:: Description of the task ::
Copy the records below word for word, leaving out the picture.

:: Records for processing ::

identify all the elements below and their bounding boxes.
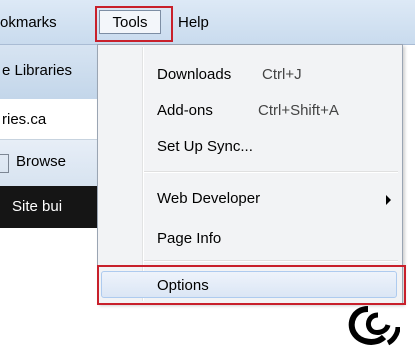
- menu-item-label: Downloads: [157, 66, 232, 83]
- submenu-arrow-icon: [386, 195, 391, 205]
- menu-item-label: Set Up Sync...: [157, 138, 253, 155]
- menu-bar: okmarks Tools Help: [0, 0, 415, 45]
- menu-item-page-info[interactable]: Page Info: [98, 223, 402, 255]
- bookmark-item-browse[interactable]: Browse: [16, 153, 66, 170]
- url-text: ries.ca: [2, 111, 47, 128]
- bookmark-page-icon: [0, 154, 9, 173]
- bookmarks-toolbar: Browse: [0, 140, 98, 186]
- banner-text: Site bui: [12, 198, 63, 215]
- site-banner: Site bui: [0, 186, 98, 228]
- tools-highlight-box: [95, 6, 173, 42]
- menu-item-shortcut: Ctrl+Shift+A: [258, 102, 339, 119]
- menu-help[interactable]: Help: [178, 12, 209, 34]
- menu-item-downloads[interactable]: Downloads Ctrl+J: [98, 59, 402, 91]
- tab-strip: e Libraries: [0, 45, 98, 99]
- address-bar[interactable]: ries.ca: [0, 99, 98, 140]
- menu-item-set-up-sync[interactable]: Set Up Sync...: [98, 131, 402, 163]
- menu-item-web-developer[interactable]: Web Developer: [98, 183, 402, 215]
- menu-item-add-ons[interactable]: Add-ons Ctrl+Shift+A: [98, 95, 402, 127]
- menu-item-label: Add-ons: [157, 102, 213, 119]
- menu-item-label: Page Info: [157, 230, 222, 247]
- site-logo-icon: [348, 306, 400, 346]
- menu-item-label: Web Developer: [157, 190, 261, 207]
- tab-label[interactable]: e Libraries: [2, 62, 72, 79]
- menu-separator: [144, 171, 398, 173]
- menu-bookmarks[interactable]: okmarks: [0, 12, 57, 34]
- browser-background: e Libraries ries.ca Browse Site bui: [0, 45, 98, 228]
- menu-separator: [144, 260, 398, 262]
- options-highlight-box: [97, 265, 406, 305]
- menu-item-shortcut: Ctrl+J: [262, 66, 302, 83]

:: Exercise output ::
identify all the elements below and their bounding boxes.
- menu-item-label: Downloads: [157, 66, 232, 83]
- submenu-arrow-icon: [386, 195, 391, 205]
- menu-item-label: Set Up Sync...: [157, 138, 253, 155]
- menu-bar: okmarks Tools Help: [0, 0, 415, 45]
- menu-item-page-info[interactable]: Page Info: [98, 223, 402, 255]
- bookmark-item-browse[interactable]: Browse: [16, 153, 66, 170]
- url-text: ries.ca: [2, 111, 47, 128]
- bookmark-page-icon: [0, 154, 9, 173]
- bookmarks-toolbar: Browse: [0, 140, 98, 186]
- banner-text: Site bui: [12, 198, 63, 215]
- site-banner: Site bui: [0, 186, 98, 228]
- tools-highlight-box: [95, 6, 173, 42]
- menu-item-shortcut: Ctrl+Shift+A: [258, 102, 339, 119]
- menu-help[interactable]: Help: [178, 12, 209, 34]
- menu-item-downloads[interactable]: Downloads Ctrl+J: [98, 59, 402, 91]
- tab-strip: e Libraries: [0, 45, 98, 99]
- address-bar[interactable]: ries.ca: [0, 99, 98, 140]
- menu-item-set-up-sync[interactable]: Set Up Sync...: [98, 131, 402, 163]
- menu-item-web-developer[interactable]: Web Developer: [98, 183, 402, 215]
- menu-item-add-ons[interactable]: Add-ons Ctrl+Shift+A: [98, 95, 402, 127]
- menu-item-label: Add-ons: [157, 102, 213, 119]
- menu-item-label: Page Info: [157, 230, 222, 247]
- site-logo-icon: [348, 306, 400, 346]
- menu-item-label: Web Developer: [157, 190, 261, 207]
- tab-label[interactable]: e Libraries: [2, 62, 72, 79]
- menu-separator: [144, 171, 398, 173]
- menu-bookmarks[interactable]: okmarks: [0, 12, 57, 34]
- browser-background: e Libraries ries.ca Browse Site bui: [0, 45, 98, 228]
- menu-separator: [144, 260, 398, 262]
- options-highlight-box: [97, 265, 406, 305]
- menu-item-shortcut: Ctrl+J: [262, 66, 302, 83]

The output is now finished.